=== LISTED RECORDS ===
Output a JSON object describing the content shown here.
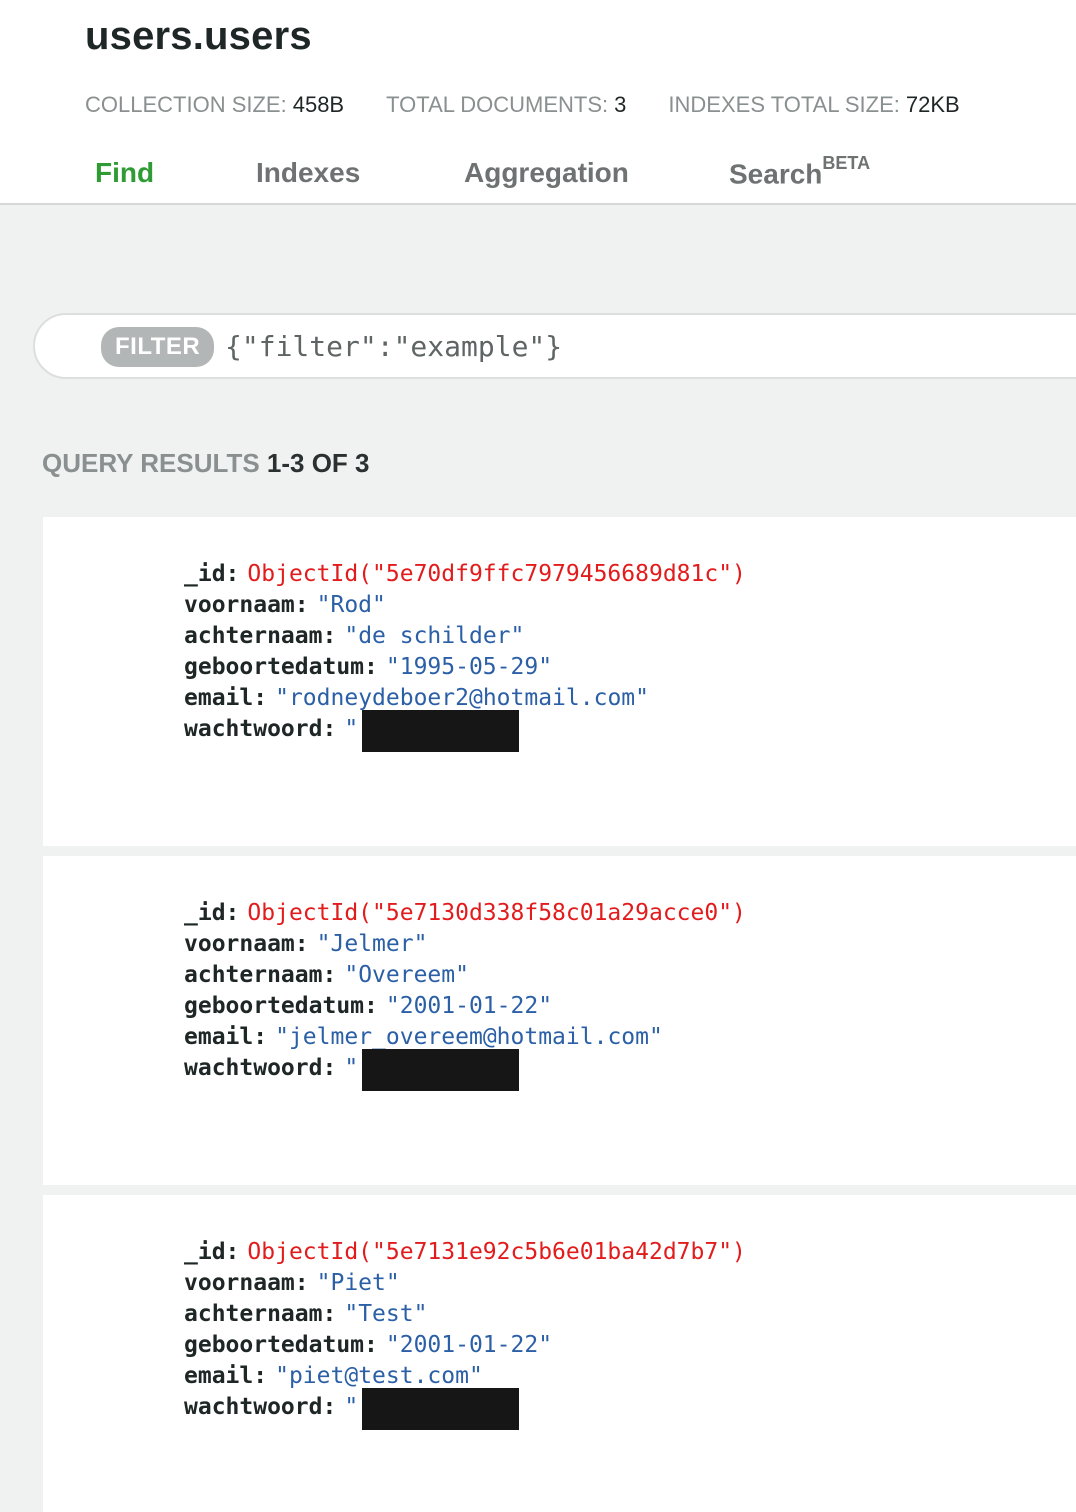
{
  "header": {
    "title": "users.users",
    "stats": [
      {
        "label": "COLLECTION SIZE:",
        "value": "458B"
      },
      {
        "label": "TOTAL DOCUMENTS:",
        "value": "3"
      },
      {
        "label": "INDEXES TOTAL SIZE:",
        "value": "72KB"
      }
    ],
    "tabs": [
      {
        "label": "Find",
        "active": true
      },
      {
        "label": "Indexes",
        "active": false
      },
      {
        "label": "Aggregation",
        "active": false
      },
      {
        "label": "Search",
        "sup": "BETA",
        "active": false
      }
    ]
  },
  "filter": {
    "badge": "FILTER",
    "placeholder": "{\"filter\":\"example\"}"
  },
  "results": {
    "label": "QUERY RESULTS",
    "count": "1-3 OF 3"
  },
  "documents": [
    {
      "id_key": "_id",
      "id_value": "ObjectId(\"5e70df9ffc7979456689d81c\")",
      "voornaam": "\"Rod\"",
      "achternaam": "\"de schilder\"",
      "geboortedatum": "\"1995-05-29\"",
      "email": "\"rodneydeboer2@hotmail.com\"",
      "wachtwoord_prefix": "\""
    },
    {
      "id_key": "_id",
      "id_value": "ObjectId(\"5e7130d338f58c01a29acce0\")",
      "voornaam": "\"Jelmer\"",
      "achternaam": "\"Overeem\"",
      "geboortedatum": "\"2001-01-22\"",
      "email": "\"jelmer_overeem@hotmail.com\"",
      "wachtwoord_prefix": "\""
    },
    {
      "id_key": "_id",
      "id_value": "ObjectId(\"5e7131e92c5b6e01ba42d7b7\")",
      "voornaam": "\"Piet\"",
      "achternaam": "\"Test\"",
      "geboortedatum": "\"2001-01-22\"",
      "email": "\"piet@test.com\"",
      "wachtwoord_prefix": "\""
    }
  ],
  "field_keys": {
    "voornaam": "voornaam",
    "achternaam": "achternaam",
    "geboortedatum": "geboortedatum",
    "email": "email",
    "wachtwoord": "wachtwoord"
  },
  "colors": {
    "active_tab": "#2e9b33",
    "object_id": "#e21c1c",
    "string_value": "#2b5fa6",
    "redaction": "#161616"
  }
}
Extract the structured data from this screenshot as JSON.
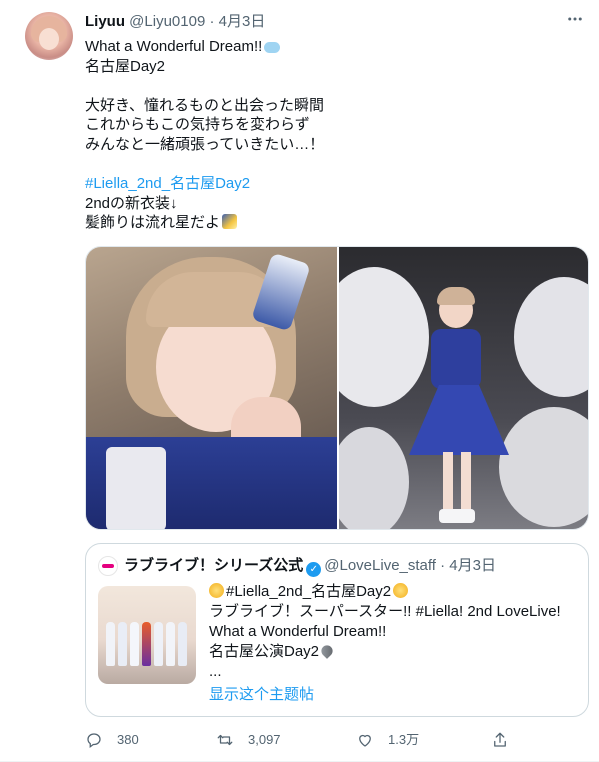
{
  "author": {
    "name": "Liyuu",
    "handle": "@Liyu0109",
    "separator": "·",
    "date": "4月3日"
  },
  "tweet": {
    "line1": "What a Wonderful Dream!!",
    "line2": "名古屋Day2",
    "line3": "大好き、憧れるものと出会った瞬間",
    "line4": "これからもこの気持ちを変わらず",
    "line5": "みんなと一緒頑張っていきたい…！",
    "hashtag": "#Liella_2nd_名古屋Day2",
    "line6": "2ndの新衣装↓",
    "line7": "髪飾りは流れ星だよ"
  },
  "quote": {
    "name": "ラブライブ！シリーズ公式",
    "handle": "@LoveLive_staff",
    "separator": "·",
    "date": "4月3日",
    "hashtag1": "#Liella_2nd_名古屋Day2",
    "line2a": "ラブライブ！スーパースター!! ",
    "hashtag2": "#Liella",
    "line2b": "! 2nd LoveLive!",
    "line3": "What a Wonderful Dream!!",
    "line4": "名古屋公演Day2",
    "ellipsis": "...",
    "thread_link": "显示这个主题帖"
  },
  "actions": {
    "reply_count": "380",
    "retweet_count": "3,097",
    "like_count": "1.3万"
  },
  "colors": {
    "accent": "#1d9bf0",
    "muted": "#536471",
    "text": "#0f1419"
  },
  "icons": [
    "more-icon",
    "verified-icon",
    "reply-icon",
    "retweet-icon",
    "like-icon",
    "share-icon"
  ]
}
===
## [SET TASK]
Without including any pictures, print all of the material exactly as given.

## [RESPONSE FOR THIS EXERCISE]
Output a JSON object describing the content shown here.
{
  "header": {
    "title": "users.users",
    "stats": [
      {
        "label": "COLLECTION SIZE:",
        "value": "458B"
      },
      {
        "label": "TOTAL DOCUMENTS:",
        "value": "3"
      },
      {
        "label": "INDEXES TOTAL SIZE:",
        "value": "72KB"
      }
    ],
    "tabs": [
      {
        "label": "Find",
        "active": true
      },
      {
        "label": "Indexes",
        "active": false
      },
      {
        "label": "Aggregation",
        "active": false
      },
      {
        "label": "Search",
        "sup": "BETA",
        "active": false
      }
    ]
  },
  "filter": {
    "badge": "FILTER",
    "placeholder": "{\"filter\":\"example\"}"
  },
  "results": {
    "label": "QUERY RESULTS",
    "count": "1-3 OF 3"
  },
  "documents": [
    {
      "id_key": "_id",
      "id_value": "ObjectId(\"5e70df9ffc7979456689d81c\")",
      "voornaam": "\"Rod\"",
      "achternaam": "\"de schilder\"",
      "geboortedatum": "\"1995-05-29\"",
      "email": "\"rodneydeboer2@hotmail.com\"",
      "wachtwoord_prefix": "\""
    },
    {
      "id_key": "_id",
      "id_value": "ObjectId(\"5e7130d338f58c01a29acce0\")",
      "voornaam": "\"Jelmer\"",
      "achternaam": "\"Overeem\"",
      "geboortedatum": "\"2001-01-22\"",
      "email": "\"jelmer_overeem@hotmail.com\"",
      "wachtwoord_prefix": "\""
    },
    {
      "id_key": "_id",
      "id_value": "ObjectId(\"5e7131e92c5b6e01ba42d7b7\")",
      "voornaam": "\"Piet\"",
      "achternaam": "\"Test\"",
      "geboortedatum": "\"2001-01-22\"",
      "email": "\"piet@test.com\"",
      "wachtwoord_prefix": "\""
    }
  ],
  "field_keys": {
    "voornaam": "voornaam",
    "achternaam": "achternaam",
    "geboortedatum": "geboortedatum",
    "email": "email",
    "wachtwoord": "wachtwoord"
  },
  "colors": {
    "active_tab": "#2e9b33",
    "object_id": "#e21c1c",
    "string_value": "#2b5fa6",
    "redaction": "#161616"
  }
}
Extract the structured data from this screenshot as JSON.
{
  "author": {
    "name": "Liyuu",
    "handle": "@Liyu0109",
    "separator": "·",
    "date": "4月3日"
  },
  "tweet": {
    "line1": "What a Wonderful Dream!!",
    "line2": "名古屋Day2",
    "line3": "大好き、憧れるものと出会った瞬間",
    "line4": "これからもこの気持ちを変わらず",
    "line5": "みんなと一緒頑張っていきたい…！",
    "hashtag": "#Liella_2nd_名古屋Day2",
    "line6": "2ndの新衣装↓",
    "line7": "髪飾りは流れ星だよ"
  },
  "quote": {
    "name": "ラブライブ！シリーズ公式",
    "handle": "@LoveLive_staff",
    "separator": "·",
    "date": "4月3日",
    "hashtag1": "#Liella_2nd_名古屋Day2",
    "line2a": "ラブライブ！スーパースター!! ",
    "hashtag2": "#Liella",
    "line2b": "! 2nd LoveLive!",
    "line3": "What a Wonderful Dream!!",
    "line4": "名古屋公演Day2",
    "ellipsis": "...",
    "thread_link": "显示这个主题帖"
  },
  "actions": {
    "reply_count": "380",
    "retweet_count": "3,097",
    "like_count": "1.3万"
  },
  "colors": {
    "accent": "#1d9bf0",
    "muted": "#536471",
    "text": "#0f1419"
  },
  "icons": [
    "more-icon",
    "verified-icon",
    "reply-icon",
    "retweet-icon",
    "like-icon",
    "share-icon"
  ]
}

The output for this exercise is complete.